TASK BRIEF: Print all of the data exactly.

#### ITEMS

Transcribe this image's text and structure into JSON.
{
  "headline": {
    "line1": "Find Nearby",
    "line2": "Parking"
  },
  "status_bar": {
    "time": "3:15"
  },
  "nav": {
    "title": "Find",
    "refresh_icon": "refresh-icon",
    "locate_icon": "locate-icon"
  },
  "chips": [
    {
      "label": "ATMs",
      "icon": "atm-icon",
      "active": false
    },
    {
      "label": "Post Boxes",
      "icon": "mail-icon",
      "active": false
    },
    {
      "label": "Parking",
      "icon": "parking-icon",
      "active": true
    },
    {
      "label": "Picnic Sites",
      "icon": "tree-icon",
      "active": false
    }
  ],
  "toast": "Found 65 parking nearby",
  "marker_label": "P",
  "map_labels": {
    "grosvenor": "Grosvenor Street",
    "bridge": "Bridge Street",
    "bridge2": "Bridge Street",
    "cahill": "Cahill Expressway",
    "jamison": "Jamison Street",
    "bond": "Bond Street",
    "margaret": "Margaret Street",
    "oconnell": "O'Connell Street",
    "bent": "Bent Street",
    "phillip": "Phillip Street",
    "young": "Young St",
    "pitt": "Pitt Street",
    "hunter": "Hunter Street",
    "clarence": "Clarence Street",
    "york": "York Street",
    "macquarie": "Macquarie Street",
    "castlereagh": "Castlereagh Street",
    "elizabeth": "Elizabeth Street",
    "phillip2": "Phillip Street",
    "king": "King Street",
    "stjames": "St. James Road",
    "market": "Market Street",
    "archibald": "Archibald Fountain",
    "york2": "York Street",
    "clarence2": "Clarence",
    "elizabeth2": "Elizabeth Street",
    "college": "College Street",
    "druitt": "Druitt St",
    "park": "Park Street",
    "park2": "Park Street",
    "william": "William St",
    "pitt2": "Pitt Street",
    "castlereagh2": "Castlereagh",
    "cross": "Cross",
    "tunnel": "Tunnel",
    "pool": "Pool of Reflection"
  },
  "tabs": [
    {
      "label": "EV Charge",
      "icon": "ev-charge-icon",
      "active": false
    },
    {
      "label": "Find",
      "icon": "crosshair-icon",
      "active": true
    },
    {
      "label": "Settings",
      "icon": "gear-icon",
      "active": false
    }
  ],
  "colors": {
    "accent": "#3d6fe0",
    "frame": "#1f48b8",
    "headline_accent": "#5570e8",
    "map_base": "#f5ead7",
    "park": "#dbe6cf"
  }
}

########

EXERCISE RESULT:
Transcribe this image's text and structure into JSON.
{
  "headline": {
    "line1": "Find Nearby",
    "line2": "Parking"
  },
  "status_bar": {
    "time": "3:15"
  },
  "nav": {
    "title": "Find",
    "refresh_icon": "refresh-icon",
    "locate_icon": "locate-icon"
  },
  "chips": [
    {
      "label": "ATMs",
      "icon": "atm-icon",
      "active": false
    },
    {
      "label": "Post Boxes",
      "icon": "mail-icon",
      "active": false
    },
    {
      "label": "Parking",
      "icon": "parking-icon",
      "active": true
    },
    {
      "label": "Picnic Sites",
      "icon": "tree-icon",
      "active": false
    }
  ],
  "toast": "Found 65 parking nearby",
  "marker_label": "P",
  "map_labels": {
    "grosvenor": "Grosvenor Street",
    "bridge": "Bridge Street",
    "bridge2": "Bridge Street",
    "cahill": "Cahill Expressway",
    "jamison": "Jamison Street",
    "bond": "Bond Street",
    "margaret": "Margaret Street",
    "oconnell": "O'Connell Street",
    "bent": "Bent Street",
    "phillip": "Phillip Street",
    "young": "Young St",
    "pitt": "Pitt Street",
    "hunter": "Hunter Street",
    "clarence": "Clarence Street",
    "york": "York Street",
    "macquarie": "Macquarie Street",
    "castlereagh": "Castlereagh Street",
    "elizabeth": "Elizabeth Street",
    "phillip2": "Phillip Street",
    "king": "King Street",
    "stjames": "St. James Road",
    "market": "Market Street",
    "archibald": "Archibald Fountain",
    "york2": "York Street",
    "clarence2": "Clarence",
    "elizabeth2": "Elizabeth Street",
    "college": "College Street",
    "druitt": "Druitt St",
    "park": "Park Street",
    "park2": "Park Street",
    "william": "William St",
    "pitt2": "Pitt Street",
    "castlereagh2": "Castlereagh",
    "cross": "Cross",
    "tunnel": "Tunnel",
    "pool": "Pool of Reflection"
  },
  "tabs": [
    {
      "label": "EV Charge",
      "icon": "ev-charge-icon",
      "active": false
    },
    {
      "label": "Find",
      "icon": "crosshair-icon",
      "active": true
    },
    {
      "label": "Settings",
      "icon": "gear-icon",
      "active": false
    }
  ],
  "colors": {
    "accent": "#3d6fe0",
    "frame": "#1f48b8",
    "headline_accent": "#5570e8",
    "map_base": "#f5ead7",
    "park": "#dbe6cf"
  }
}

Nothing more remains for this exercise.